__Prompt__. Restate the full listing word for word and leave the pictures out.

__Material provided__.
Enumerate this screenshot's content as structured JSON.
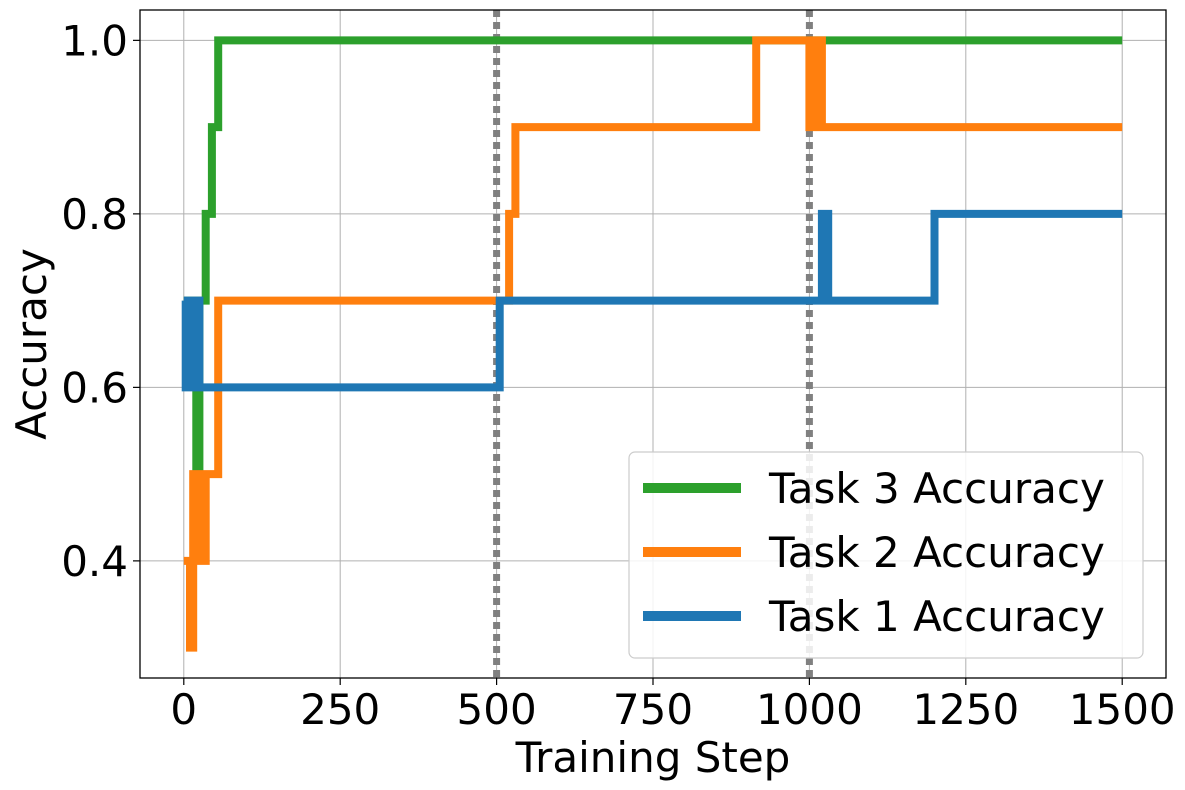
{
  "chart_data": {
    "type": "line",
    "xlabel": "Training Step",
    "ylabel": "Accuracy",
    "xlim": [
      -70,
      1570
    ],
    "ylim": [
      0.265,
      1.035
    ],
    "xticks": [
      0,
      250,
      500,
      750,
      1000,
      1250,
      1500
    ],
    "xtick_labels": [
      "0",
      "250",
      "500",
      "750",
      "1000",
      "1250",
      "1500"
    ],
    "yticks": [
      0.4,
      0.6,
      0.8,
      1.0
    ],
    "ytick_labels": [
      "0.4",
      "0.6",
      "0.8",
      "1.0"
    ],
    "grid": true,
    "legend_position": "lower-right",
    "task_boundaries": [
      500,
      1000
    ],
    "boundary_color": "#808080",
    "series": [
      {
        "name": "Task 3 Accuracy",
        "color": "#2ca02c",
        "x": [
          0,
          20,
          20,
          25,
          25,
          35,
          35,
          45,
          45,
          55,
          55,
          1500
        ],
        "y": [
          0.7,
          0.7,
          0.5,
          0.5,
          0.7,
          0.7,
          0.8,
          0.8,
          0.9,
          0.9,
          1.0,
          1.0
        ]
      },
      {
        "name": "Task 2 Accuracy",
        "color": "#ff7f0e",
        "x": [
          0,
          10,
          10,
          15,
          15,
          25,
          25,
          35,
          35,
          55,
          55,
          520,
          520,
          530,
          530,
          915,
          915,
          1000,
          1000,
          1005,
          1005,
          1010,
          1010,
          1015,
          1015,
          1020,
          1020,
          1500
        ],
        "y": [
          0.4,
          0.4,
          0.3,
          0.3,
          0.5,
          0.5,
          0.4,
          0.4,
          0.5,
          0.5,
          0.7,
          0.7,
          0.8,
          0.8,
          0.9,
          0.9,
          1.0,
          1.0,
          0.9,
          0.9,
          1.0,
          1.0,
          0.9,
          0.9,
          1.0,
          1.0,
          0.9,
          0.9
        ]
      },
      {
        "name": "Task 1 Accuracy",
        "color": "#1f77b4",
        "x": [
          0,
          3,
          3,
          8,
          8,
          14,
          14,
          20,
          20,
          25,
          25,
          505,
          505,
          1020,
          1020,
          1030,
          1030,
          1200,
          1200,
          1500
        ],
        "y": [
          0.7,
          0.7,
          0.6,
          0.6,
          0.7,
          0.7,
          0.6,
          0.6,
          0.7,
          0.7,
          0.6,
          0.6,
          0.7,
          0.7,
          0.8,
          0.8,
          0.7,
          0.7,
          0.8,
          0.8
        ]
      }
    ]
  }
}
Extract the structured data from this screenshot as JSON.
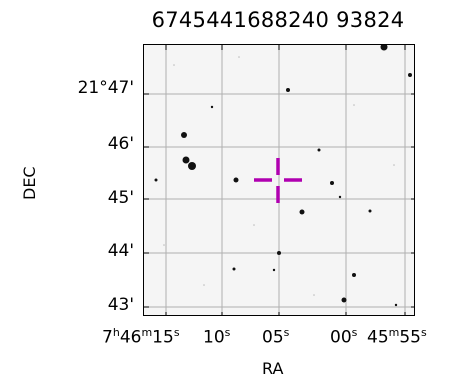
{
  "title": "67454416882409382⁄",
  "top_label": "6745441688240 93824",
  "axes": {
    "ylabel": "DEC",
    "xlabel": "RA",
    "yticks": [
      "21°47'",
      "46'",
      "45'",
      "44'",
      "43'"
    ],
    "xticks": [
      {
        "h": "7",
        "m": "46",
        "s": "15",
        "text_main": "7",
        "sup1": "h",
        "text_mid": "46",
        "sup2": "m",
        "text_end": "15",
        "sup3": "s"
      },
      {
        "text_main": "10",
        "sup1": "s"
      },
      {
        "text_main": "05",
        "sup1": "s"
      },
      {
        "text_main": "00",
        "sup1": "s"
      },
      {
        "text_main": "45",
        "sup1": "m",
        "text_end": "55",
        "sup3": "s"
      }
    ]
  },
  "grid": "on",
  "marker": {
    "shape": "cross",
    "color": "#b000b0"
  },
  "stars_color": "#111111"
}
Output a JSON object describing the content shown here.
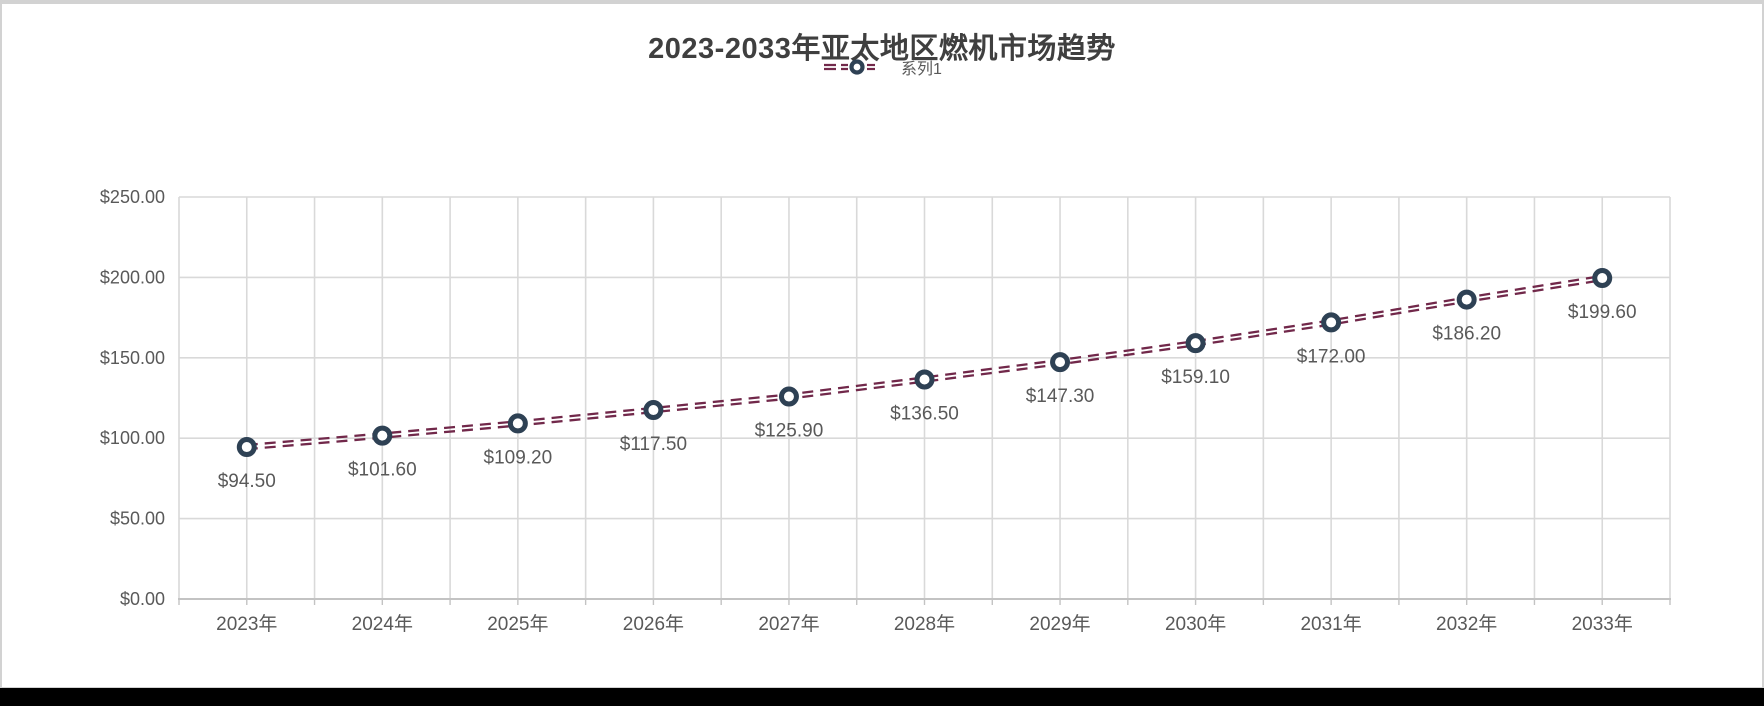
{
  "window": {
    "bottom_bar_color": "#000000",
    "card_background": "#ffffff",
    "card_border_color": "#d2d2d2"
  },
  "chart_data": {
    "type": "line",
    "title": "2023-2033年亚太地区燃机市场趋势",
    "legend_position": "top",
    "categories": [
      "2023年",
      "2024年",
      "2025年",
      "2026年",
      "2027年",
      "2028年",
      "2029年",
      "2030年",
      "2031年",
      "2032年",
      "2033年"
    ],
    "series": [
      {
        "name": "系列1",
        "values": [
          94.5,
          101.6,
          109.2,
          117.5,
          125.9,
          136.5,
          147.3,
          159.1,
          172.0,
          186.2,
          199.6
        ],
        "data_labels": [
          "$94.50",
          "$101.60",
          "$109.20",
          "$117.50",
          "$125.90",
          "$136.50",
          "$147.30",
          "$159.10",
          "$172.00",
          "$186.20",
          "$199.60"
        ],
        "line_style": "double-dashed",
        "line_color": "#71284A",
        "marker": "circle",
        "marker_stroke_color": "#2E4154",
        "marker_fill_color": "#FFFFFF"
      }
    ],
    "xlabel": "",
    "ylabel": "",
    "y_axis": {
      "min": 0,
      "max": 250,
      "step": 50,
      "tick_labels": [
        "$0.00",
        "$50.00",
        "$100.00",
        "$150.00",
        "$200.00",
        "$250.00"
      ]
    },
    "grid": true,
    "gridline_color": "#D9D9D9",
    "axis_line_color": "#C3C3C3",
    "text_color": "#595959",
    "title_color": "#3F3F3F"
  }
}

__Exercise response__.
Enumerate this screenshot's content as structured JSON.
{
  "chart_data": {
    "type": "line",
    "xlabel": "Training Step",
    "ylabel": "Accuracy",
    "xlim": [
      -70,
      1570
    ],
    "ylim": [
      0.265,
      1.035
    ],
    "xticks": [
      0,
      250,
      500,
      750,
      1000,
      1250,
      1500
    ],
    "xtick_labels": [
      "0",
      "250",
      "500",
      "750",
      "1000",
      "1250",
      "1500"
    ],
    "yticks": [
      0.4,
      0.6,
      0.8,
      1.0
    ],
    "ytick_labels": [
      "0.4",
      "0.6",
      "0.8",
      "1.0"
    ],
    "grid": true,
    "legend_position": "lower-right",
    "task_boundaries": [
      500,
      1000
    ],
    "boundary_color": "#808080",
    "series": [
      {
        "name": "Task 3 Accuracy",
        "color": "#2ca02c",
        "x": [
          0,
          20,
          20,
          25,
          25,
          35,
          35,
          45,
          45,
          55,
          55,
          1500
        ],
        "y": [
          0.7,
          0.7,
          0.5,
          0.5,
          0.7,
          0.7,
          0.8,
          0.8,
          0.9,
          0.9,
          1.0,
          1.0
        ]
      },
      {
        "name": "Task 2 Accuracy",
        "color": "#ff7f0e",
        "x": [
          0,
          10,
          10,
          15,
          15,
          25,
          25,
          35,
          35,
          55,
          55,
          520,
          520,
          530,
          530,
          915,
          915,
          1000,
          1000,
          1005,
          1005,
          1010,
          1010,
          1015,
          1015,
          1020,
          1020,
          1500
        ],
        "y": [
          0.4,
          0.4,
          0.3,
          0.3,
          0.5,
          0.5,
          0.4,
          0.4,
          0.5,
          0.5,
          0.7,
          0.7,
          0.8,
          0.8,
          0.9,
          0.9,
          1.0,
          1.0,
          0.9,
          0.9,
          1.0,
          1.0,
          0.9,
          0.9,
          1.0,
          1.0,
          0.9,
          0.9
        ]
      },
      {
        "name": "Task 1 Accuracy",
        "color": "#1f77b4",
        "x": [
          0,
          3,
          3,
          8,
          8,
          14,
          14,
          20,
          20,
          25,
          25,
          505,
          505,
          1020,
          1020,
          1030,
          1030,
          1200,
          1200,
          1500
        ],
        "y": [
          0.7,
          0.7,
          0.6,
          0.6,
          0.7,
          0.7,
          0.6,
          0.6,
          0.7,
          0.7,
          0.6,
          0.6,
          0.7,
          0.7,
          0.8,
          0.8,
          0.7,
          0.7,
          0.8,
          0.8
        ]
      }
    ]
  }
}
Extract the structured data from this screenshot as JSON.
{
  "title": "67454416882409382⁄",
  "top_label": "6745441688240 93824",
  "axes": {
    "ylabel": "DEC",
    "xlabel": "RA",
    "yticks": [
      "21°47'",
      "46'",
      "45'",
      "44'",
      "43'"
    ],
    "xticks": [
      {
        "h": "7",
        "m": "46",
        "s": "15",
        "text_main": "7",
        "sup1": "h",
        "text_mid": "46",
        "sup2": "m",
        "text_end": "15",
        "sup3": "s"
      },
      {
        "text_main": "10",
        "sup1": "s"
      },
      {
        "text_main": "05",
        "sup1": "s"
      },
      {
        "text_main": "00",
        "sup1": "s"
      },
      {
        "text_main": "45",
        "sup1": "m",
        "text_end": "55",
        "sup3": "s"
      }
    ]
  },
  "grid": "on",
  "marker": {
    "shape": "cross",
    "color": "#b000b0"
  },
  "stars_color": "#111111"
}
Output a JSON object describing the content shown here.
{
  "window": {
    "bottom_bar_color": "#000000",
    "card_background": "#ffffff",
    "card_border_color": "#d2d2d2"
  },
  "chart_data": {
    "type": "line",
    "title": "2023-2033年亚太地区燃机市场趋势",
    "legend_position": "top",
    "categories": [
      "2023年",
      "2024年",
      "2025年",
      "2026年",
      "2027年",
      "2028年",
      "2029年",
      "2030年",
      "2031年",
      "2032年",
      "2033年"
    ],
    "series": [
      {
        "name": "系列1",
        "values": [
          94.5,
          101.6,
          109.2,
          117.5,
          125.9,
          136.5,
          147.3,
          159.1,
          172.0,
          186.2,
          199.6
        ],
        "data_labels": [
          "$94.50",
          "$101.60",
          "$109.20",
          "$117.50",
          "$125.90",
          "$136.50",
          "$147.30",
          "$159.10",
          "$172.00",
          "$186.20",
          "$199.60"
        ],
        "line_style": "double-dashed",
        "line_color": "#71284A",
        "marker": "circle",
        "marker_stroke_color": "#2E4154",
        "marker_fill_color": "#FFFFFF"
      }
    ],
    "xlabel": "",
    "ylabel": "",
    "y_axis": {
      "min": 0,
      "max": 250,
      "step": 50,
      "tick_labels": [
        "$0.00",
        "$50.00",
        "$100.00",
        "$150.00",
        "$200.00",
        "$250.00"
      ]
    },
    "grid": true,
    "gridline_color": "#D9D9D9",
    "axis_line_color": "#C3C3C3",
    "text_color": "#595959",
    "title_color": "#3F3F3F"
  }
}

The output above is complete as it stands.